The request: Retype the whole listing below, character for character.
• • • • • • •
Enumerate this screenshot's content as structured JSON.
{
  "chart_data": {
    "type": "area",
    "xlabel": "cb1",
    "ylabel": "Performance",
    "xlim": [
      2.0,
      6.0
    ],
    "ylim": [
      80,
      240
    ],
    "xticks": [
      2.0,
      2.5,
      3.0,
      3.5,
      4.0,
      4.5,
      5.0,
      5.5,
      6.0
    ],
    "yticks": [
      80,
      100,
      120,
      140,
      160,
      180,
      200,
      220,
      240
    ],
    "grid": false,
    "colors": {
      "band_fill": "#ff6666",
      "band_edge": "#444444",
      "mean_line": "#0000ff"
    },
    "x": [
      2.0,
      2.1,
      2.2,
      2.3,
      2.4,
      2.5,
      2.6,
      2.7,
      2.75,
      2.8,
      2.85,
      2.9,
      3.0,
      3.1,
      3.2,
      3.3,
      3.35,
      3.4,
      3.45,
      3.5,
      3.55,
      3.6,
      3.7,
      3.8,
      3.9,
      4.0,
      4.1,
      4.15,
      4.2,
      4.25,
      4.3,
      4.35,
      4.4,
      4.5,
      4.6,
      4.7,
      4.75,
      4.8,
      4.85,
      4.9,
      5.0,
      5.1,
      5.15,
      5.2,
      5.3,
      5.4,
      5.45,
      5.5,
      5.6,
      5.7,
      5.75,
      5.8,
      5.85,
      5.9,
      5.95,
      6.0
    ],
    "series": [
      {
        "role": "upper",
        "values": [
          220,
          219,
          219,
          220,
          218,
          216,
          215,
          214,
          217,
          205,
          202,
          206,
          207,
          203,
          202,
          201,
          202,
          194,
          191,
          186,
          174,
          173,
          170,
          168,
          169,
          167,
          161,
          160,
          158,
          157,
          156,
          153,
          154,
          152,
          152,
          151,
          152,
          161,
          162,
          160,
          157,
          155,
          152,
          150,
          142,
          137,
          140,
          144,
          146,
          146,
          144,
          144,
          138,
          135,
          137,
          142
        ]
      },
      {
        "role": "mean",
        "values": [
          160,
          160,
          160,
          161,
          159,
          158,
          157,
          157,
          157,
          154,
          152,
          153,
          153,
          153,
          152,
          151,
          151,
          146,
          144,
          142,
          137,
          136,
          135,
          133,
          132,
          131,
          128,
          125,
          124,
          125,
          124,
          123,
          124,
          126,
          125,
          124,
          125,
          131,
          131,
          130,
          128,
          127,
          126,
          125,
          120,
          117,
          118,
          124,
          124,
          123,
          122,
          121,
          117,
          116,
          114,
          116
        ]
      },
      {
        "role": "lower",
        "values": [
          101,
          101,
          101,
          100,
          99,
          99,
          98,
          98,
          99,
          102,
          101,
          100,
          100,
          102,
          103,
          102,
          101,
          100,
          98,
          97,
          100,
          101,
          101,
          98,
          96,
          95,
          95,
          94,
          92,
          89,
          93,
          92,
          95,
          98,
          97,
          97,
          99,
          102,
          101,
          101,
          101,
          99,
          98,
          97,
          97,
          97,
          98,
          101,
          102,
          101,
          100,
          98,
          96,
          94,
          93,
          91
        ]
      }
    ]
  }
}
• • • • • • •
Expected output:
Enumerate this screenshot's content as structured JSON.
{
  "chart_data": {
    "type": "area",
    "xlabel": "cb1",
    "ylabel": "Performance",
    "xlim": [
      2.0,
      6.0
    ],
    "ylim": [
      80,
      240
    ],
    "xticks": [
      2.0,
      2.5,
      3.0,
      3.5,
      4.0,
      4.5,
      5.0,
      5.5,
      6.0
    ],
    "yticks": [
      80,
      100,
      120,
      140,
      160,
      180,
      200,
      220,
      240
    ],
    "grid": false,
    "colors": {
      "band_fill": "#ff6666",
      "band_edge": "#444444",
      "mean_line": "#0000ff"
    },
    "x": [
      2.0,
      2.1,
      2.2,
      2.3,
      2.4,
      2.5,
      2.6,
      2.7,
      2.75,
      2.8,
      2.85,
      2.9,
      3.0,
      3.1,
      3.2,
      3.3,
      3.35,
      3.4,
      3.45,
      3.5,
      3.55,
      3.6,
      3.7,
      3.8,
      3.9,
      4.0,
      4.1,
      4.15,
      4.2,
      4.25,
      4.3,
      4.35,
      4.4,
      4.5,
      4.6,
      4.7,
      4.75,
      4.8,
      4.85,
      4.9,
      5.0,
      5.1,
      5.15,
      5.2,
      5.3,
      5.4,
      5.45,
      5.5,
      5.6,
      5.7,
      5.75,
      5.8,
      5.85,
      5.9,
      5.95,
      6.0
    ],
    "series": [
      {
        "role": "upper",
        "values": [
          220,
          219,
          219,
          220,
          218,
          216,
          215,
          214,
          217,
          205,
          202,
          206,
          207,
          203,
          202,
          201,
          202,
          194,
          191,
          186,
          174,
          173,
          170,
          168,
          169,
          167,
          161,
          160,
          158,
          157,
          156,
          153,
          154,
          152,
          152,
          151,
          152,
          161,
          162,
          160,
          157,
          155,
          152,
          150,
          142,
          137,
          140,
          144,
          146,
          146,
          144,
          144,
          138,
          135,
          137,
          142
        ]
      },
      {
        "role": "mean",
        "values": [
          160,
          160,
          160,
          161,
          159,
          158,
          157,
          157,
          157,
          154,
          152,
          153,
          153,
          153,
          152,
          151,
          151,
          146,
          144,
          142,
          137,
          136,
          135,
          133,
          132,
          131,
          128,
          125,
          124,
          125,
          124,
          123,
          124,
          126,
          125,
          124,
          125,
          131,
          131,
          130,
          128,
          127,
          126,
          125,
          120,
          117,
          118,
          124,
          124,
          123,
          122,
          121,
          117,
          116,
          114,
          116
        ]
      },
      {
        "role": "lower",
        "values": [
          101,
          101,
          101,
          100,
          99,
          99,
          98,
          98,
          99,
          102,
          101,
          100,
          100,
          102,
          103,
          102,
          101,
          100,
          98,
          97,
          100,
          101,
          101,
          98,
          96,
          95,
          95,
          94,
          92,
          89,
          93,
          92,
          95,
          98,
          97,
          97,
          99,
          102,
          101,
          101,
          101,
          99,
          98,
          97,
          97,
          97,
          98,
          101,
          102,
          101,
          100,
          98,
          96,
          94,
          93,
          91
        ]
      }
    ]
  }
}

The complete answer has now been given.